## The task
Drop all images and give the records again exactly.

## Listed records
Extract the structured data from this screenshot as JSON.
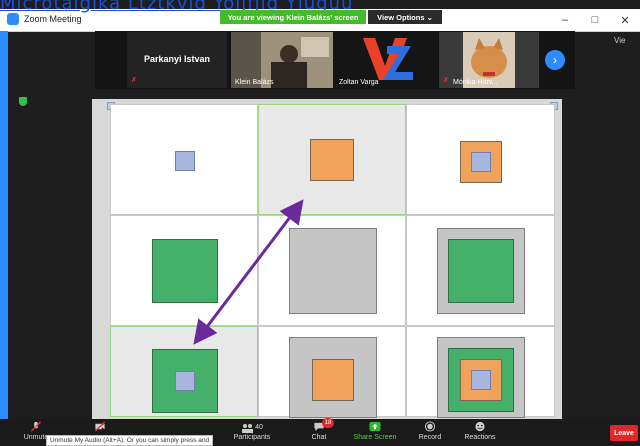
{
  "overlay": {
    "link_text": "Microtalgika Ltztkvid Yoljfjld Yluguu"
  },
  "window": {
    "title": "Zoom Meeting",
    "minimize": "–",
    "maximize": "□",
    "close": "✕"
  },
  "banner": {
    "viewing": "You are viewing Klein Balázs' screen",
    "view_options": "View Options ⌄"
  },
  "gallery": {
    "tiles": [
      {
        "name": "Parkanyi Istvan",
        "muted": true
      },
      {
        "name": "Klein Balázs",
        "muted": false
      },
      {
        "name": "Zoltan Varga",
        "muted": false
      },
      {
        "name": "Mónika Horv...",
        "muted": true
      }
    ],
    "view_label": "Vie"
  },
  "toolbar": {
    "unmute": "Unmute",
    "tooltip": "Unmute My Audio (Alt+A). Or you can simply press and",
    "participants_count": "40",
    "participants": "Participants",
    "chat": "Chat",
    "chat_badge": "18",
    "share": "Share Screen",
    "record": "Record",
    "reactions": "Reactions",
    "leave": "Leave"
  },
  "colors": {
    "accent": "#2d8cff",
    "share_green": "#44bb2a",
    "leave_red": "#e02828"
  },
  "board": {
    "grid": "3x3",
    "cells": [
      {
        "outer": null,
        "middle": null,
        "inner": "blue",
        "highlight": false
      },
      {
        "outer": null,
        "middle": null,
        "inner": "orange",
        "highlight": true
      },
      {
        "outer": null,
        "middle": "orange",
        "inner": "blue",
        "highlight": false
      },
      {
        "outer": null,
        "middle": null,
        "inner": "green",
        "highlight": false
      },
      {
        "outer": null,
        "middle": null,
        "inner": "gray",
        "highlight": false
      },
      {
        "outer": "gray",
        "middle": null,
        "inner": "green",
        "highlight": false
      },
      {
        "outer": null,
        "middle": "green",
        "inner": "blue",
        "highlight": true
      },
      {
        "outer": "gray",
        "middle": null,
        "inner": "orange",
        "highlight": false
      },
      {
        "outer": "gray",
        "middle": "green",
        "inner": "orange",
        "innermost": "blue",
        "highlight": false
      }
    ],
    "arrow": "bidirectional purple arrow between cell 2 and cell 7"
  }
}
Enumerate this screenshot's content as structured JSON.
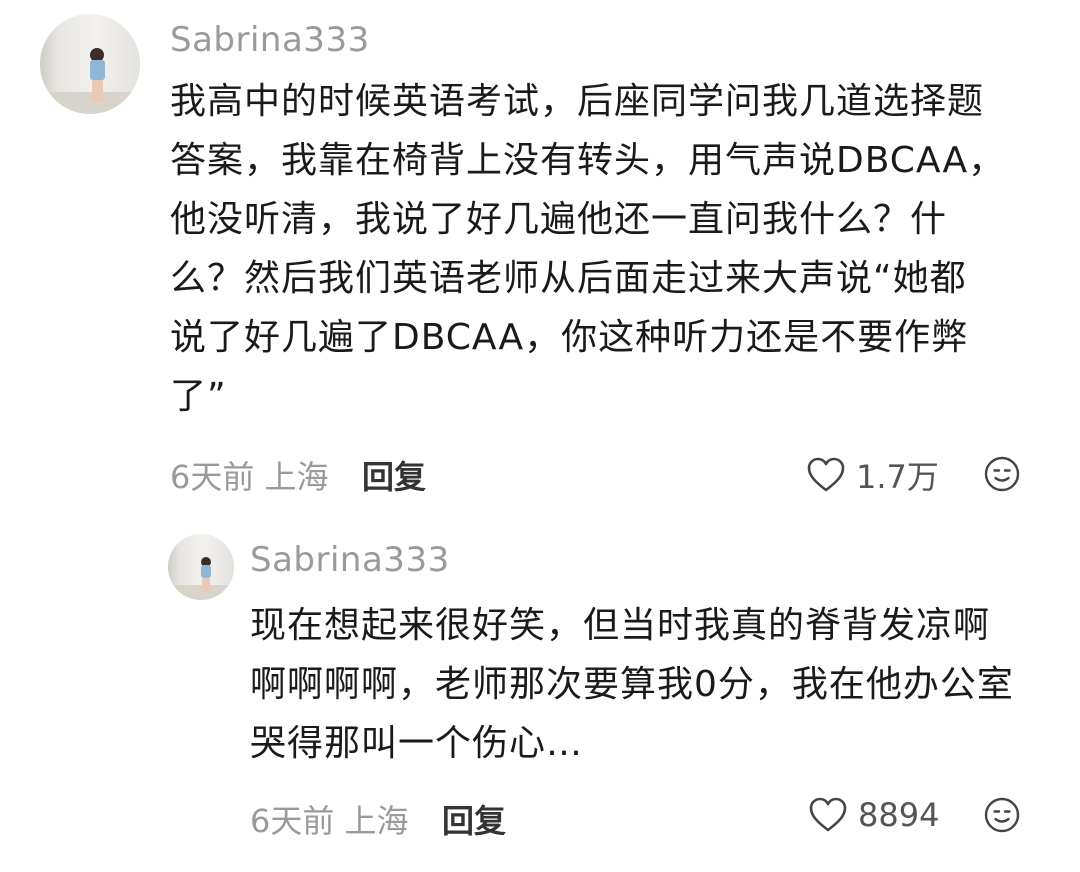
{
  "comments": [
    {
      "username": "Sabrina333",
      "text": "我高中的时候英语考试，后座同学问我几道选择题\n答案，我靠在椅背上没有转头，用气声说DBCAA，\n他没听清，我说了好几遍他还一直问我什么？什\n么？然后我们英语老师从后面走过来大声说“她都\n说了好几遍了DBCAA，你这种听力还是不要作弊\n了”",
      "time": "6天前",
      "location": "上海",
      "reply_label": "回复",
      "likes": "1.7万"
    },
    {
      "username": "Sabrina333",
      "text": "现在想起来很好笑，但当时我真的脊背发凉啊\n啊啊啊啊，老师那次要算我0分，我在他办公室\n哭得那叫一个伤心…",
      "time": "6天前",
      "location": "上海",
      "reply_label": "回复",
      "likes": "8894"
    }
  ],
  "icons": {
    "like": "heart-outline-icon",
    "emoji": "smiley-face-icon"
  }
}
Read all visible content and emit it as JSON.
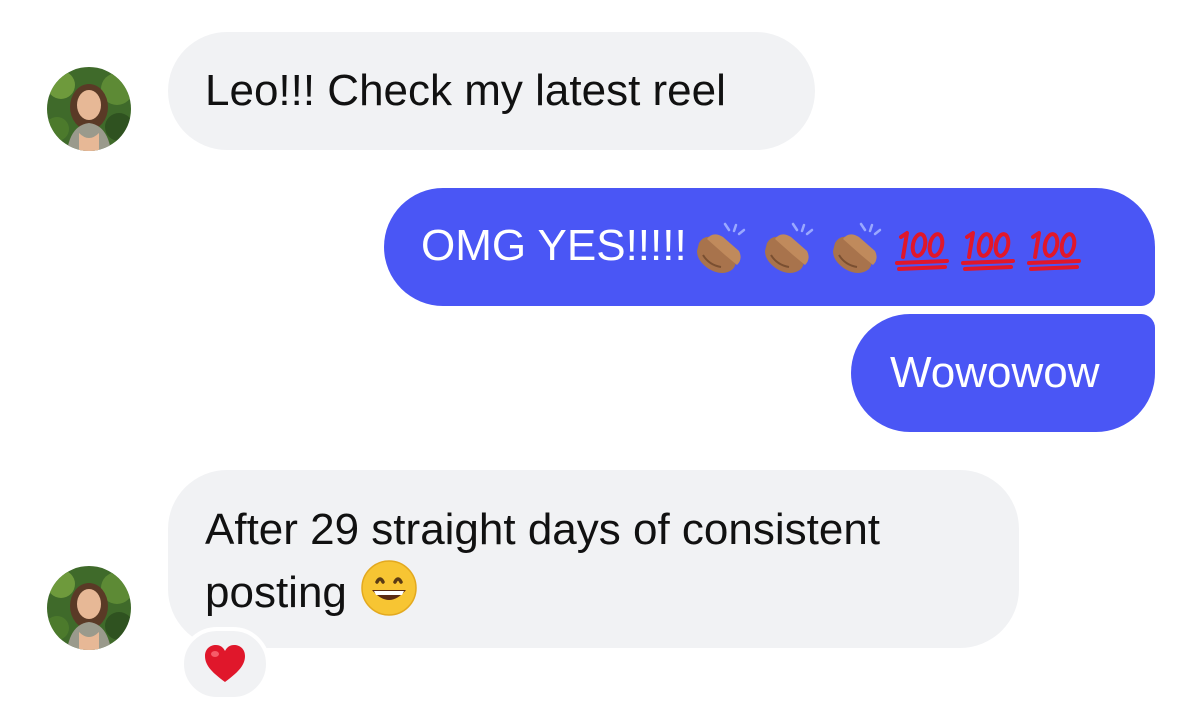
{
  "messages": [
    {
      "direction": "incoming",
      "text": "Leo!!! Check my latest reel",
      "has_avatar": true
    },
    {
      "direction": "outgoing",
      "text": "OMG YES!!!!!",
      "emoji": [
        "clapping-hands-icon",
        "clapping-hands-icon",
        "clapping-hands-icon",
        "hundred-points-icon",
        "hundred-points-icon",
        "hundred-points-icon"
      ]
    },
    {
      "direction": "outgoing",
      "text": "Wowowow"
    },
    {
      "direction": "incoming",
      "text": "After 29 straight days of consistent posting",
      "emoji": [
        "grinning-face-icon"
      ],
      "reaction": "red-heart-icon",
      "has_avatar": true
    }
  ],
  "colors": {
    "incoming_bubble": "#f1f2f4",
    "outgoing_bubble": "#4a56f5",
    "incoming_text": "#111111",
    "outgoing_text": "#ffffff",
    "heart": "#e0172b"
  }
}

## Result of the exercise
Extract the structured data from this screenshot as JSON.
{
  "overlay": {
    "link_text": "Microtalgika Ltztkvid Yoljfjld Yluguu"
  },
  "window": {
    "title": "Zoom Meeting",
    "minimize": "–",
    "maximize": "□",
    "close": "✕"
  },
  "banner": {
    "viewing": "You are viewing Klein Balázs' screen",
    "view_options": "View Options ⌄"
  },
  "gallery": {
    "tiles": [
      {
        "name": "Parkanyi Istvan",
        "muted": true
      },
      {
        "name": "Klein Balázs",
        "muted": false
      },
      {
        "name": "Zoltan Varga",
        "muted": false
      },
      {
        "name": "Mónika Horv...",
        "muted": true
      }
    ],
    "view_label": "Vie"
  },
  "toolbar": {
    "unmute": "Unmute",
    "tooltip": "Unmute My Audio (Alt+A). Or you can simply press and",
    "participants_count": "40",
    "participants": "Participants",
    "chat": "Chat",
    "chat_badge": "18",
    "share": "Share Screen",
    "record": "Record",
    "reactions": "Reactions",
    "leave": "Leave"
  },
  "colors": {
    "accent": "#2d8cff",
    "share_green": "#44bb2a",
    "leave_red": "#e02828"
  },
  "board": {
    "grid": "3x3",
    "cells": [
      {
        "outer": null,
        "middle": null,
        "inner": "blue",
        "highlight": false
      },
      {
        "outer": null,
        "middle": null,
        "inner": "orange",
        "highlight": true
      },
      {
        "outer": null,
        "middle": "orange",
        "inner": "blue",
        "highlight": false
      },
      {
        "outer": null,
        "middle": null,
        "inner": "green",
        "highlight": false
      },
      {
        "outer": null,
        "middle": null,
        "inner": "gray",
        "highlight": false
      },
      {
        "outer": "gray",
        "middle": null,
        "inner": "green",
        "highlight": false
      },
      {
        "outer": null,
        "middle": "green",
        "inner": "blue",
        "highlight": true
      },
      {
        "outer": "gray",
        "middle": null,
        "inner": "orange",
        "highlight": false
      },
      {
        "outer": "gray",
        "middle": "green",
        "inner": "orange",
        "innermost": "blue",
        "highlight": false
      }
    ],
    "arrow": "bidirectional purple arrow between cell 2 and cell 7"
  }
}
Enumerate this screenshot's content as structured JSON.
{
  "comments": [
    {
      "username": "Sabrina333",
      "text": "我高中的时候英语考试，后座同学问我几道选择题\n答案，我靠在椅背上没有转头，用气声说DBCAA，\n他没听清，我说了好几遍他还一直问我什么？什\n么？然后我们英语老师从后面走过来大声说“她都\n说了好几遍了DBCAA，你这种听力还是不要作弊\n了”",
      "time": "6天前",
      "location": "上海",
      "reply_label": "回复",
      "likes": "1.7万"
    },
    {
      "username": "Sabrina333",
      "text": "现在想起来很好笑，但当时我真的脊背发凉啊\n啊啊啊啊，老师那次要算我0分，我在他办公室\n哭得那叫一个伤心…",
      "time": "6天前",
      "location": "上海",
      "reply_label": "回复",
      "likes": "8894"
    }
  ],
  "icons": {
    "like": "heart-outline-icon",
    "emoji": "smiley-face-icon"
  }
}
Read all visible content and emit it as JSON.
{
  "messages": [
    {
      "direction": "incoming",
      "text": "Leo!!! Check my latest reel",
      "has_avatar": true
    },
    {
      "direction": "outgoing",
      "text": "OMG YES!!!!!",
      "emoji": [
        "clapping-hands-icon",
        "clapping-hands-icon",
        "clapping-hands-icon",
        "hundred-points-icon",
        "hundred-points-icon",
        "hundred-points-icon"
      ]
    },
    {
      "direction": "outgoing",
      "text": "Wowowow"
    },
    {
      "direction": "incoming",
      "text": "After 29 straight days of consistent posting",
      "emoji": [
        "grinning-face-icon"
      ],
      "reaction": "red-heart-icon",
      "has_avatar": true
    }
  ],
  "colors": {
    "incoming_bubble": "#f1f2f4",
    "outgoing_bubble": "#4a56f5",
    "incoming_text": "#111111",
    "outgoing_text": "#ffffff",
    "heart": "#e0172b"
  }
}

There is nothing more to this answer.